### What the task asks
Transcribe the data that follows precisely, omitting nothing.

### Records for the task
--------

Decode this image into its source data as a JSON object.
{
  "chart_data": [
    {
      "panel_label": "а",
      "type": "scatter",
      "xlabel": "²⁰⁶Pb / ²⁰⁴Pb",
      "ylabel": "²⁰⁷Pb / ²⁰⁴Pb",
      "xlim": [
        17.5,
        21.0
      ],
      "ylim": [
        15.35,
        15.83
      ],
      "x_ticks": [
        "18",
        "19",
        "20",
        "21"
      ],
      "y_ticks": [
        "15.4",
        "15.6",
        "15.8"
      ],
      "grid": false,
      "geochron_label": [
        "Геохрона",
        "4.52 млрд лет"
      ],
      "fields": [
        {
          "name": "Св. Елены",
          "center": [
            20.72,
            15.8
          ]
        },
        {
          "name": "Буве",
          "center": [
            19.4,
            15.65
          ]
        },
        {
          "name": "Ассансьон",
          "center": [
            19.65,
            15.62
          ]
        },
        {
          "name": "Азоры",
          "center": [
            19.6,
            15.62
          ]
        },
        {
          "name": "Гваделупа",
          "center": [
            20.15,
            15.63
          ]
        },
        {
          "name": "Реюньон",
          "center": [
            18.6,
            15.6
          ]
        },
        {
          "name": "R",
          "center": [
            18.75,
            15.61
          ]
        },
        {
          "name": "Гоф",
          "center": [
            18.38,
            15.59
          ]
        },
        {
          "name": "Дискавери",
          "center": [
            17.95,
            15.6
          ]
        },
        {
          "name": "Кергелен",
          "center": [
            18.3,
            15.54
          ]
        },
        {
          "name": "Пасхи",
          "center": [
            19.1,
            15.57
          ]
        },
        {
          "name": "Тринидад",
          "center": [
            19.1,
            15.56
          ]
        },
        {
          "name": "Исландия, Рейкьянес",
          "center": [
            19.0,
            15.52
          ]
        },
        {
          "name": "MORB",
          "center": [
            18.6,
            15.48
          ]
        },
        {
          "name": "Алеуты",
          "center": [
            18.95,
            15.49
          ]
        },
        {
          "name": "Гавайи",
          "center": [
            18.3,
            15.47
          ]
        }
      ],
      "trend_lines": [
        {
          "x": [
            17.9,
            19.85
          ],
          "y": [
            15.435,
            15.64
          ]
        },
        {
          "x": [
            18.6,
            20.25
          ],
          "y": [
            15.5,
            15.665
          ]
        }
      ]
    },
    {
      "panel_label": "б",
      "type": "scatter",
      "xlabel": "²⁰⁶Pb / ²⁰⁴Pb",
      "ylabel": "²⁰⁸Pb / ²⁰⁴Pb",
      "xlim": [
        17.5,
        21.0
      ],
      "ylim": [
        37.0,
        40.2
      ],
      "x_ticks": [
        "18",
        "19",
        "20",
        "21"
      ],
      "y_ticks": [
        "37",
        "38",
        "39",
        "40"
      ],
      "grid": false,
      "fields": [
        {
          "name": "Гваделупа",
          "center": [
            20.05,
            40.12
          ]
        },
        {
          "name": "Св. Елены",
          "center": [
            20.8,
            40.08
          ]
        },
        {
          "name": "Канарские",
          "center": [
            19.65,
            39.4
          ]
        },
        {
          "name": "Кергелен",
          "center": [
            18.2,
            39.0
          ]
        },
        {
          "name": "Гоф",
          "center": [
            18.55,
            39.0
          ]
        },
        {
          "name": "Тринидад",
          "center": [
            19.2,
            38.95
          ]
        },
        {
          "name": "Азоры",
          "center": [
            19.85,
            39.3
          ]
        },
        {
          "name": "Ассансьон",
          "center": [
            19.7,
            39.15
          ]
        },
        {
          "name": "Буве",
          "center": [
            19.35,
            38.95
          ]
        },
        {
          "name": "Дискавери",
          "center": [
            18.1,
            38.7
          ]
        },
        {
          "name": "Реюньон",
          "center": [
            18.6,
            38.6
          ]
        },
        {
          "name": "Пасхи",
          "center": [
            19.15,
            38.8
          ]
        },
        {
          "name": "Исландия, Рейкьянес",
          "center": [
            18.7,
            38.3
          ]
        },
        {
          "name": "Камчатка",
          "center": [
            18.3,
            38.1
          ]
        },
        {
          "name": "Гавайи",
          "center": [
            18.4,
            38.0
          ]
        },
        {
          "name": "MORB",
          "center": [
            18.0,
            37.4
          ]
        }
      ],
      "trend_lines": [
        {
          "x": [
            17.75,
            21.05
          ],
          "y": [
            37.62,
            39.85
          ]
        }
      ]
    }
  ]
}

--------

### Solution below
Decode this image into its source data as a JSON object.
{
  "chart_data": [
    {
      "panel_label": "а",
      "type": "scatter",
      "xlabel": "²⁰⁶Pb / ²⁰⁴Pb",
      "ylabel": "²⁰⁷Pb / ²⁰⁴Pb",
      "xlim": [
        17.5,
        21.0
      ],
      "ylim": [
        15.35,
        15.83
      ],
      "x_ticks": [
        "18",
        "19",
        "20",
        "21"
      ],
      "y_ticks": [
        "15.4",
        "15.6",
        "15.8"
      ],
      "grid": false,
      "geochron_label": [
        "Геохрона",
        "4.52 млрд лет"
      ],
      "fields": [
        {
          "name": "Св. Елены",
          "center": [
            20.72,
            15.8
          ]
        },
        {
          "name": "Буве",
          "center": [
            19.4,
            15.65
          ]
        },
        {
          "name": "Ассансьон",
          "center": [
            19.65,
            15.62
          ]
        },
        {
          "name": "Азоры",
          "center": [
            19.6,
            15.62
          ]
        },
        {
          "name": "Гваделупа",
          "center": [
            20.15,
            15.63
          ]
        },
        {
          "name": "Реюньон",
          "center": [
            18.6,
            15.6
          ]
        },
        {
          "name": "R",
          "center": [
            18.75,
            15.61
          ]
        },
        {
          "name": "Гоф",
          "center": [
            18.38,
            15.59
          ]
        },
        {
          "name": "Дискавери",
          "center": [
            17.95,
            15.6
          ]
        },
        {
          "name": "Кергелен",
          "center": [
            18.3,
            15.54
          ]
        },
        {
          "name": "Пасхи",
          "center": [
            19.1,
            15.57
          ]
        },
        {
          "name": "Тринидад",
          "center": [
            19.1,
            15.56
          ]
        },
        {
          "name": "Исландия, Рейкьянес",
          "center": [
            19.0,
            15.52
          ]
        },
        {
          "name": "MORB",
          "center": [
            18.6,
            15.48
          ]
        },
        {
          "name": "Алеуты",
          "center": [
            18.95,
            15.49
          ]
        },
        {
          "name": "Гавайи",
          "center": [
            18.3,
            15.47
          ]
        }
      ],
      "trend_lines": [
        {
          "x": [
            17.9,
            19.85
          ],
          "y": [
            15.435,
            15.64
          ]
        },
        {
          "x": [
            18.6,
            20.25
          ],
          "y": [
            15.5,
            15.665
          ]
        }
      ]
    },
    {
      "panel_label": "б",
      "type": "scatter",
      "xlabel": "²⁰⁶Pb / ²⁰⁴Pb",
      "ylabel": "²⁰⁸Pb / ²⁰⁴Pb",
      "xlim": [
        17.5,
        21.0
      ],
      "ylim": [
        37.0,
        40.2
      ],
      "x_ticks": [
        "18",
        "19",
        "20",
        "21"
      ],
      "y_ticks": [
        "37",
        "38",
        "39",
        "40"
      ],
      "grid": false,
      "fields": [
        {
          "name": "Гваделупа",
          "center": [
            20.05,
            40.12
          ]
        },
        {
          "name": "Св. Елены",
          "center": [
            20.8,
            40.08
          ]
        },
        {
          "name": "Канарские",
          "center": [
            19.65,
            39.4
          ]
        },
        {
          "name": "Кергелен",
          "center": [
            18.2,
            39.0
          ]
        },
        {
          "name": "Гоф",
          "center": [
            18.55,
            39.0
          ]
        },
        {
          "name": "Тринидад",
          "center": [
            19.2,
            38.95
          ]
        },
        {
          "name": "Азоры",
          "center": [
            19.85,
            39.3
          ]
        },
        {
          "name": "Ассансьон",
          "center": [
            19.7,
            39.15
          ]
        },
        {
          "name": "Буве",
          "center": [
            19.35,
            38.95
          ]
        },
        {
          "name": "Дискавери",
          "center": [
            18.1,
            38.7
          ]
        },
        {
          "name": "Реюньон",
          "center": [
            18.6,
            38.6
          ]
        },
        {
          "name": "Пасхи",
          "center": [
            19.15,
            38.8
          ]
        },
        {
          "name": "Исландия, Рейкьянес",
          "center": [
            18.7,
            38.3
          ]
        },
        {
          "name": "Камчатка",
          "center": [
            18.3,
            38.1
          ]
        },
        {
          "name": "Гавайи",
          "center": [
            18.4,
            38.0
          ]
        },
        {
          "name": "MORB",
          "center": [
            18.0,
            37.4
          ]
        }
      ],
      "trend_lines": [
        {
          "x": [
            17.75,
            21.05
          ],
          "y": [
            37.62,
            39.85
          ]
        }
      ]
    }
  ]
}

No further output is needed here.